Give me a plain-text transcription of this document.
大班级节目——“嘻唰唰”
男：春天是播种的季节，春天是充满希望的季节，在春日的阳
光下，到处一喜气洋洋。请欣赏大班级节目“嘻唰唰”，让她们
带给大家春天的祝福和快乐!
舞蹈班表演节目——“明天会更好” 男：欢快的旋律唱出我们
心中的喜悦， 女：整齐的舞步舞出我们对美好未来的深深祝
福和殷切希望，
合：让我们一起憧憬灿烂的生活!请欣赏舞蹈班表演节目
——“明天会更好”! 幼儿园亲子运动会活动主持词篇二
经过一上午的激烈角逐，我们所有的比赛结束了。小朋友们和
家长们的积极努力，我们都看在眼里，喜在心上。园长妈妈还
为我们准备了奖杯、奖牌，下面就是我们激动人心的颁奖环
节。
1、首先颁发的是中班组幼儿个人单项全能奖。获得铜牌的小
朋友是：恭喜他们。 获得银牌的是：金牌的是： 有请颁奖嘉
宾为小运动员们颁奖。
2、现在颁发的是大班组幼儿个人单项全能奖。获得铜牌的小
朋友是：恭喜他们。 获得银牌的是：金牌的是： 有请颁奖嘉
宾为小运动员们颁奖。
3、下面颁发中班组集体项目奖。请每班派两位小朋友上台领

※

(Requirements)
Produce an exact copy of the whole listing.

(Finished answer)
Give me a plain-text transcription of this document.
大班级节目——“嘻唰唰”
男：春天是播种的季节，春天是充满希望的季节，在春日的阳
光下，到处一喜气洋洋。请欣赏大班级节目“嘻唰唰”，让她们
带给大家春天的祝福和快乐!
舞蹈班表演节目——“明天会更好” 男：欢快的旋律唱出我们
心中的喜悦， 女：整齐的舞步舞出我们对美好未来的深深祝
福和殷切希望，
合：让我们一起憧憬灿烂的生活!请欣赏舞蹈班表演节目
——“明天会更好”! 幼儿园亲子运动会活动主持词篇二
经过一上午的激烈角逐，我们所有的比赛结束了。小朋友们和
家长们的积极努力，我们都看在眼里，喜在心上。园长妈妈还
为我们准备了奖杯、奖牌，下面就是我们激动人心的颁奖环
节。
1、首先颁发的是中班组幼儿个人单项全能奖。获得铜牌的小
朋友是：恭喜他们。 获得银牌的是：金牌的是： 有请颁奖嘉
宾为小运动员们颁奖。
2、现在颁发的是大班组幼儿个人单项全能奖。获得铜牌的小
朋友是：恭喜他们。 获得银牌的是：金牌的是： 有请颁奖嘉
宾为小运动员们颁奖。
3、下面颁发中班组集体项目奖。请每班派两位小朋友上台领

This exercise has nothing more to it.